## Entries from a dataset
....
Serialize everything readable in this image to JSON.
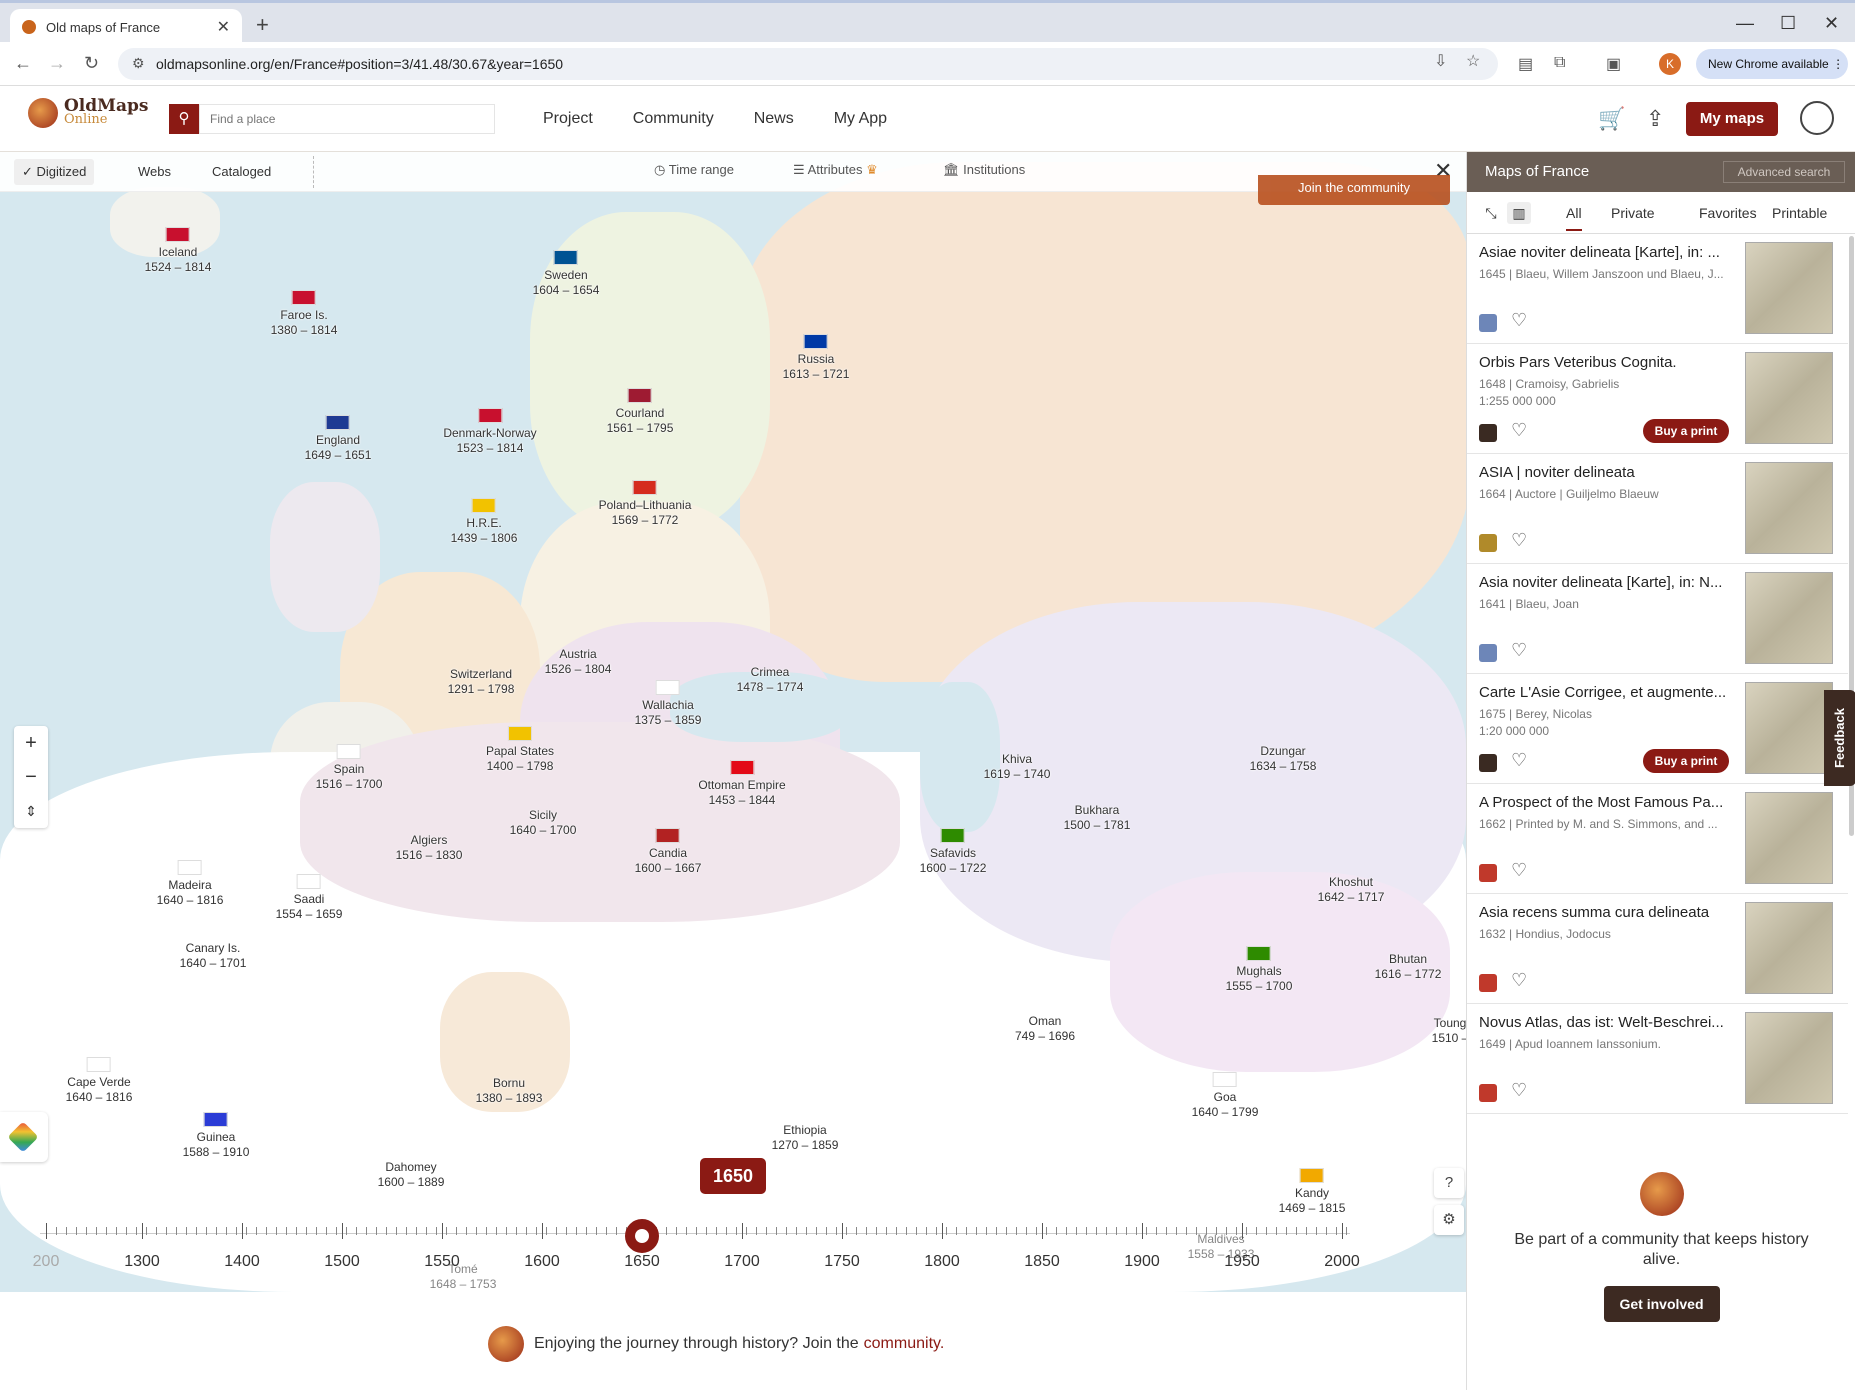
{
  "browser": {
    "tab_title": "Old maps of France",
    "url": "oldmapsonline.org/en/France#position=3/41.48/30.67&year=1650",
    "new_chrome": "New Chrome available",
    "profile_initial": "K"
  },
  "site": {
    "logo_line1": "OldMaps",
    "logo_line2": "Online",
    "search_placeholder": "Find a place",
    "nav": [
      "Project",
      "Community",
      "News",
      "My App"
    ],
    "my_maps": "My maps"
  },
  "filters": {
    "digitized": "✓ Digitized",
    "webs": "Webs",
    "cataloged": "Cataloged",
    "time_range": "Time range",
    "attributes": "Attributes",
    "institutions": "Institutions",
    "join_community": "Join the community"
  },
  "places": [
    {
      "name": "Iceland",
      "years": "1524 – 1814",
      "flag": "#c8102e"
    },
    {
      "name": "Faroe Is.",
      "years": "1380 – 1814",
      "flag": "#c8102e"
    },
    {
      "name": "Sweden",
      "years": "1604 – 1654",
      "flag": "#005293"
    },
    {
      "name": "Russia",
      "years": "1613 – 1721",
      "flag": "#0039a6"
    },
    {
      "name": "Courland",
      "years": "1561 – 1795",
      "flag": "#9e1b32"
    },
    {
      "name": "England",
      "years": "1649 – 1651",
      "flag": "#1f3a93"
    },
    {
      "name": "Denmark-Norway",
      "years": "1523 – 1814",
      "flag": "#c8102e"
    },
    {
      "name": "Poland–Lithuania",
      "years": "1569 – 1772",
      "flag": "#d52b1e"
    },
    {
      "name": "H.R.E.",
      "years": "1439 – 1806",
      "flag": "#f2c200"
    },
    {
      "name": "Austria",
      "years": "1526 – 1804",
      "flag": ""
    },
    {
      "name": "Crimea",
      "years": "1478 – 1774",
      "flag": ""
    },
    {
      "name": "Switzerland",
      "years": "1291 – 1798",
      "flag": ""
    },
    {
      "name": "Wallachia",
      "years": "1375 – 1859",
      "flag": "#ffffff"
    },
    {
      "name": "Spain",
      "years": "1516 – 1700",
      "flag": "#ffffff"
    },
    {
      "name": "Papal States",
      "years": "1400 – 1798",
      "flag": "#f2c200"
    },
    {
      "name": "Ottoman Empire",
      "years": "1453 – 1844",
      "flag": "#e30a17"
    },
    {
      "name": "Sicily",
      "years": "1640 – 1700",
      "flag": ""
    },
    {
      "name": "Algiers",
      "years": "1516 – 1830",
      "flag": ""
    },
    {
      "name": "Candia",
      "years": "1600 – 1667",
      "flag": "#b22222"
    },
    {
      "name": "Khiva",
      "years": "1619 – 1740",
      "flag": ""
    },
    {
      "name": "Dzungar",
      "years": "1634 – 1758",
      "flag": ""
    },
    {
      "name": "Bukhara",
      "years": "1500 – 1781",
      "flag": ""
    },
    {
      "name": "Safavids",
      "years": "1600 – 1722",
      "flag": "#2e8b00"
    },
    {
      "name": "Khoshut",
      "years": "1642 – 1717",
      "flag": ""
    },
    {
      "name": "Madeira",
      "years": "1640 – 1816",
      "flag": "#ffffff"
    },
    {
      "name": "Saadi",
      "years": "1554 – 1659",
      "flag": "#ffffff"
    },
    {
      "name": "Canary Is.",
      "years": "1640 – 1701",
      "flag": ""
    },
    {
      "name": "Mughals",
      "years": "1555 – 1700",
      "flag": "#2e8b00"
    },
    {
      "name": "Bhutan",
      "years": "1616 – 1772",
      "flag": ""
    },
    {
      "name": "Oman",
      "years": "749 – 1696",
      "flag": ""
    },
    {
      "name": "Toung",
      "years": "1510 –",
      "flag": ""
    },
    {
      "name": "Cape Verde",
      "years": "1640 – 1816",
      "flag": "#ffffff"
    },
    {
      "name": "Bornu",
      "years": "1380 – 1893",
      "flag": ""
    },
    {
      "name": "Goa",
      "years": "1640 – 1799",
      "flag": "#ffffff"
    },
    {
      "name": "Guinea",
      "years": "1588 – 1910",
      "flag": "#2b3cd6"
    },
    {
      "name": "Ethiopia",
      "years": "1270 – 1859",
      "flag": ""
    },
    {
      "name": "Dahomey",
      "years": "1600 – 1889",
      "flag": ""
    },
    {
      "name": "Kandy",
      "years": "1469 – 1815",
      "flag": "#f2a900"
    },
    {
      "name": "Maldives",
      "years": "1558 – 1933",
      "flag": ""
    },
    {
      "name": "Tomé",
      "years": "1648 – 1753",
      "flag": ""
    }
  ],
  "timeline": {
    "current_year": "1650",
    "labels": [
      "200",
      "1300",
      "1400",
      "1500",
      "1550",
      "1600",
      "1650",
      "1700",
      "1750",
      "1800",
      "1850",
      "1900",
      "1950",
      "2000"
    ]
  },
  "bottom_banner": {
    "text": "Enjoying the journey through history? Join the",
    "link": "community."
  },
  "sidebar": {
    "title": "Maps of France",
    "advanced_search": "Advanced search",
    "tabs": [
      "All",
      "Private",
      "Favorites",
      "Printable"
    ],
    "items": [
      {
        "title": "Asiae noviter delineata [Karte], in: ...",
        "meta": "1645 | Blaeu, Willem Janszoon und Blaeu, J...",
        "scale": "",
        "buy": "",
        "src": "#6d86b8"
      },
      {
        "title": "Orbis Pars Veteribus Cognita.",
        "meta": "1648 | Cramoisy, Gabrielis",
        "scale": "1:255 000 000",
        "buy": "Buy a print",
        "src": "#3a2a22"
      },
      {
        "title": "ASIA | noviter delineata",
        "meta": "1664 | Auctore | Guiljelmo Blaeuw",
        "scale": "",
        "buy": "",
        "src": "#b08a2a"
      },
      {
        "title": "Asia noviter delineata [Karte], in: N...",
        "meta": "1641 | Blaeu, Joan",
        "scale": "",
        "buy": "",
        "src": "#6d86b8"
      },
      {
        "title": "Carte L'Asie Corrigee, et augmente...",
        "meta": "1675 | Berey, Nicolas",
        "scale": "1:20 000 000",
        "buy": "Buy a print",
        "src": "#3a2a22"
      },
      {
        "title": "A Prospect of the Most Famous Pa...",
        "meta": "1662 | Printed by M. and S. Simmons, and ...",
        "scale": "",
        "buy": "",
        "src": "#c0392b"
      },
      {
        "title": "Asia recens summa cura delineata",
        "meta": "1632 | Hondius, Jodocus",
        "scale": "",
        "buy": "",
        "src": "#c0392b"
      },
      {
        "title": "Novus Atlas, das ist: Welt-Beschrei...",
        "meta": "1649 | Apud Ioannem Ianssonium.",
        "scale": "",
        "buy": "",
        "src": "#c0392b"
      }
    ],
    "feedback": "Feedback",
    "community_text": "Be part of a community that keeps history alive.",
    "get_involved": "Get involved"
  }
}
....
## EXERCISE REQUIREMENTS
Lines holding the word "France" in the entries above are the ones to pull out. Copy them all.

## FINAL RESULT
    "tab_title": "Old maps of France",
    "url": "oldmapsonline.org/en/France#position=3/41.48/30.67&year=1650",
    "title": "Maps of France",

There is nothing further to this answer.